INSTRUCTION – Write the data out again in full, with no departure from the original.

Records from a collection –
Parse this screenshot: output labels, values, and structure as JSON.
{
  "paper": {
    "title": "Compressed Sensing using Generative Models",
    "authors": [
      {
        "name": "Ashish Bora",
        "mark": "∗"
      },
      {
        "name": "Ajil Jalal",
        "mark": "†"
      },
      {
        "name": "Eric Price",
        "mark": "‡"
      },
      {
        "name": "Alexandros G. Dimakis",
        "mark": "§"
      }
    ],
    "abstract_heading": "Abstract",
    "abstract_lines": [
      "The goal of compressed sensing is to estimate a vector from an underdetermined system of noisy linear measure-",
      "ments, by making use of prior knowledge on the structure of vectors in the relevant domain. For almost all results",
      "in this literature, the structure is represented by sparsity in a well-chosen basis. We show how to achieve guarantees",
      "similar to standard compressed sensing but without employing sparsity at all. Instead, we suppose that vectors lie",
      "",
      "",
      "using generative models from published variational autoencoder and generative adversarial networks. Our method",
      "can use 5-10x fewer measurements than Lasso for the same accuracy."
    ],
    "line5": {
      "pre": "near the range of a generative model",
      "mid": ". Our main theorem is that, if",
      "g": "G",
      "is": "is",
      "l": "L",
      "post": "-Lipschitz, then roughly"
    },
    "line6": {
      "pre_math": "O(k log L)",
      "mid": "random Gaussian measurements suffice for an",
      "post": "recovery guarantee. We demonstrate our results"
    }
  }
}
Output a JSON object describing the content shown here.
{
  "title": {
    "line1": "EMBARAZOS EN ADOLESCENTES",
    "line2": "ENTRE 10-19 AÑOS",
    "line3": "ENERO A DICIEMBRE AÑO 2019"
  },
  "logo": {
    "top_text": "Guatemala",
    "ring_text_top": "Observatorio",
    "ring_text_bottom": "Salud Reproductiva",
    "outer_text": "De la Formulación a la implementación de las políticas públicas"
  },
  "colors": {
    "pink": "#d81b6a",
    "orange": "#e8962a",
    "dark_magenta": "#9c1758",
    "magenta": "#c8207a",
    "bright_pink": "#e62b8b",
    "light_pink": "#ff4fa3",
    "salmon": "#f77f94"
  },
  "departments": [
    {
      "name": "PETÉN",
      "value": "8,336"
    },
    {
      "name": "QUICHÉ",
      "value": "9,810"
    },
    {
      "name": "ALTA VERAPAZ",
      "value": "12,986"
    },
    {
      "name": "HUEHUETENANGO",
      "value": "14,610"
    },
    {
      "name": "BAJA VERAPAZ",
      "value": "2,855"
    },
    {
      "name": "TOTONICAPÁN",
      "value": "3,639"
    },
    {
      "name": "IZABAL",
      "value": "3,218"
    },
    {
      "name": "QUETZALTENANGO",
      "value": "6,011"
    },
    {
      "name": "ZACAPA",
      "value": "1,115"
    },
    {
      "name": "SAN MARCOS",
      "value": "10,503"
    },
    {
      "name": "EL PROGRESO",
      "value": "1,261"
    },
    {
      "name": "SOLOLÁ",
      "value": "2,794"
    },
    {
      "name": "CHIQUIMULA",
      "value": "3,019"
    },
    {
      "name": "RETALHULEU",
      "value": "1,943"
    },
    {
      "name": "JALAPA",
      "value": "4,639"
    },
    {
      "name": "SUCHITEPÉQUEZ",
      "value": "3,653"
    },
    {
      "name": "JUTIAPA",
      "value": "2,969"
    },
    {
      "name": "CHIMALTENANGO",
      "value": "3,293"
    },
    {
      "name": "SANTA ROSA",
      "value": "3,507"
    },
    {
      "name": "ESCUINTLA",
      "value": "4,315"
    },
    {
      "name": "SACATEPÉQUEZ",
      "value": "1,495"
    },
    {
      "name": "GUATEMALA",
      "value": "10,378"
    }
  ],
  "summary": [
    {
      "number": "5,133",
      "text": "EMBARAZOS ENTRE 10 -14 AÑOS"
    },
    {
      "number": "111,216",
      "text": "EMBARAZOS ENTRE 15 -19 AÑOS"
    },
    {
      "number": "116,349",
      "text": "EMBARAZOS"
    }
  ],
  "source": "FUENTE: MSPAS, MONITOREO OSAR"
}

RESULT OF THE TASK –
Parse this screenshot: output labels, values, and structure as JSON.
{
  "paper": {
    "title": "Compressed Sensing using Generative Models",
    "authors": [
      {
        "name": "Ashish Bora",
        "mark": "∗"
      },
      {
        "name": "Ajil Jalal",
        "mark": "†"
      },
      {
        "name": "Eric Price",
        "mark": "‡"
      },
      {
        "name": "Alexandros G. Dimakis",
        "mark": "§"
      }
    ],
    "abstract_heading": "Abstract",
    "abstract_lines": [
      "The goal of compressed sensing is to estimate a vector from an underdetermined system of noisy linear measure-",
      "ments, by making use of prior knowledge on the structure of vectors in the relevant domain. For almost all results",
      "in this literature, the structure is represented by sparsity in a well-chosen basis. We show how to achieve guarantees",
      "similar to standard compressed sensing but without employing sparsity at all. Instead, we suppose that vectors lie",
      "",
      "",
      "using generative models from published variational autoencoder and generative adversarial networks. Our method",
      "can use 5-10x fewer measurements than Lasso for the same accuracy."
    ],
    "line5": {
      "pre": "near the range of a generative model",
      "mid": ". Our main theorem is that, if",
      "g": "G",
      "is": "is",
      "l": "L",
      "post": "-Lipschitz, then roughly"
    },
    "line6": {
      "pre_math": "O(k log L)",
      "mid": "random Gaussian measurements suffice for an",
      "post": "recovery guarantee. We demonstrate our results"
    }
  }
}
Output a JSON object describing the content shown here.
{
  "title": {
    "line1": "EMBARAZOS EN ADOLESCENTES",
    "line2": "ENTRE 10-19 AÑOS",
    "line3": "ENERO A DICIEMBRE AÑO 2019"
  },
  "logo": {
    "top_text": "Guatemala",
    "ring_text_top": "Observatorio",
    "ring_text_bottom": "Salud Reproductiva",
    "outer_text": "De la Formulación a la implementación de las políticas públicas"
  },
  "colors": {
    "pink": "#d81b6a",
    "orange": "#e8962a",
    "dark_magenta": "#9c1758",
    "magenta": "#c8207a",
    "bright_pink": "#e62b8b",
    "light_pink": "#ff4fa3",
    "salmon": "#f77f94"
  },
  "departments": [
    {
      "name": "PETÉN",
      "value": "8,336"
    },
    {
      "name": "QUICHÉ",
      "value": "9,810"
    },
    {
      "name": "ALTA VERAPAZ",
      "value": "12,986"
    },
    {
      "name": "HUEHUETENANGO",
      "value": "14,610"
    },
    {
      "name": "BAJA VERAPAZ",
      "value": "2,855"
    },
    {
      "name": "TOTONICAPÁN",
      "value": "3,639"
    },
    {
      "name": "IZABAL",
      "value": "3,218"
    },
    {
      "name": "QUETZALTENANGO",
      "value": "6,011"
    },
    {
      "name": "ZACAPA",
      "value": "1,115"
    },
    {
      "name": "SAN MARCOS",
      "value": "10,503"
    },
    {
      "name": "EL PROGRESO",
      "value": "1,261"
    },
    {
      "name": "SOLOLÁ",
      "value": "2,794"
    },
    {
      "name": "CHIQUIMULA",
      "value": "3,019"
    },
    {
      "name": "RETALHULEU",
      "value": "1,943"
    },
    {
      "name": "JALAPA",
      "value": "4,639"
    },
    {
      "name": "SUCHITEPÉQUEZ",
      "value": "3,653"
    },
    {
      "name": "JUTIAPA",
      "value": "2,969"
    },
    {
      "name": "CHIMALTENANGO",
      "value": "3,293"
    },
    {
      "name": "SANTA ROSA",
      "value": "3,507"
    },
    {
      "name": "ESCUINTLA",
      "value": "4,315"
    },
    {
      "name": "SACATEPÉQUEZ",
      "value": "1,495"
    },
    {
      "name": "GUATEMALA",
      "value": "10,378"
    }
  ],
  "summary": [
    {
      "number": "5,133",
      "text": "EMBARAZOS ENTRE 10 -14 AÑOS"
    },
    {
      "number": "111,216",
      "text": "EMBARAZOS ENTRE 15 -19 AÑOS"
    },
    {
      "number": "116,349",
      "text": "EMBARAZOS"
    }
  ],
  "source": "FUENTE: MSPAS, MONITOREO OSAR"
}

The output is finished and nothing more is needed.